━━━ Rows

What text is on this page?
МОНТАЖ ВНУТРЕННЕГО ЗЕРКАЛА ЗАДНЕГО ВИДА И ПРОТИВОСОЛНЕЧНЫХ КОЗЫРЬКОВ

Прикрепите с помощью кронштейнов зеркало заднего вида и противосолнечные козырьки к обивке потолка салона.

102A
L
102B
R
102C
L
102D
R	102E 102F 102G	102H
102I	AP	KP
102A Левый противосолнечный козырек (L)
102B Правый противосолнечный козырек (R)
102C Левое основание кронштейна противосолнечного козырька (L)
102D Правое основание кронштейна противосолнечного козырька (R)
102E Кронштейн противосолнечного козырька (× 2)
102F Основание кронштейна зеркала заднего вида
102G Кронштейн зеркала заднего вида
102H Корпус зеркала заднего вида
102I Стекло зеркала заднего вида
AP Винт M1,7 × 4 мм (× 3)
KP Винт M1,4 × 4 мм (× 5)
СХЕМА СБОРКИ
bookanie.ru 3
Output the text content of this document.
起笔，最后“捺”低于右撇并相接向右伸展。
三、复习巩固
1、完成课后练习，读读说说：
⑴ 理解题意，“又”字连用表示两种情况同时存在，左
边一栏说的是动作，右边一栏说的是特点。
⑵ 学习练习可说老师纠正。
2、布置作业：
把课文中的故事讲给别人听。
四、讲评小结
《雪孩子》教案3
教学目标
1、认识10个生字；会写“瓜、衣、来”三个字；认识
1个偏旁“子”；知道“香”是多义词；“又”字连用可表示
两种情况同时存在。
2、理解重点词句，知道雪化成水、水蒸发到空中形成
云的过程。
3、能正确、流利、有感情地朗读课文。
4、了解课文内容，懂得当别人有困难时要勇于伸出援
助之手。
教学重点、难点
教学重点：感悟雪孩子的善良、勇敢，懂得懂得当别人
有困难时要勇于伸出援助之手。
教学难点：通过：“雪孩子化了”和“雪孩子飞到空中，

━━━━━━

### Problem
Return the entries above exactly, each one complete.

### The completed task
What text is on this page?
МОНТАЖ ВНУТРЕННЕГО ЗЕРКАЛА ЗАДНЕГО ВИДА И ПРОТИВОСОЛНЕЧНЫХ КОЗЫРЬКОВ

Прикрепите с помощью кронштейнов зеркало заднего вида и противосолнечные козырьки к обивке потолка салона.

102A
L
102B
R
102C
L
102D
R	102E 102F 102G	102H
102I	AP	KP
102A Левый противосолнечный козырек (L)
102B Правый противосолнечный козырек (R)
102C Левое основание кронштейна противосолнечного козырька (L)
102D Правое основание кронштейна противосолнечного козырька (R)
102E Кронштейн противосолнечного козырька (× 2)
102F Основание кронштейна зеркала заднего вида
102G Кронштейн зеркала заднего вида
102H Корпус зеркала заднего вида
102I Стекло зеркала заднего вида
AP Винт M1,7 × 4 мм (× 3)
KP Винт M1,4 × 4 мм (× 5)
СХЕМА СБОРКИ
bookanie.ru 3
Output the text content of this document.
起笔，最后“捺”低于右撇并相接向右伸展。
三、复习巩固
1、完成课后练习，读读说说：
⑴ 理解题意，“又”字连用表示两种情况同时存在，左
边一栏说的是动作，右边一栏说的是特点。
⑵ 学习练习可说老师纠正。
2、布置作业：
把课文中的故事讲给别人听。
四、讲评小结
《雪孩子》教案3
教学目标
1、认识10个生字；会写“瓜、衣、来”三个字；认识
1个偏旁“子”；知道“香”是多义词；“又”字连用可表示
两种情况同时存在。
2、理解重点词句，知道雪化成水、水蒸发到空中形成
云的过程。
3、能正确、流利、有感情地朗读课文。
4、了解课文内容，懂得当别人有困难时要勇于伸出援
助之手。
教学重点、难点
教学重点：感悟雪孩子的善良、勇敢，懂得懂得当别人
有困难时要勇于伸出援助之手。
教学难点：通过：“雪孩子化了”和“雪孩子飞到空中，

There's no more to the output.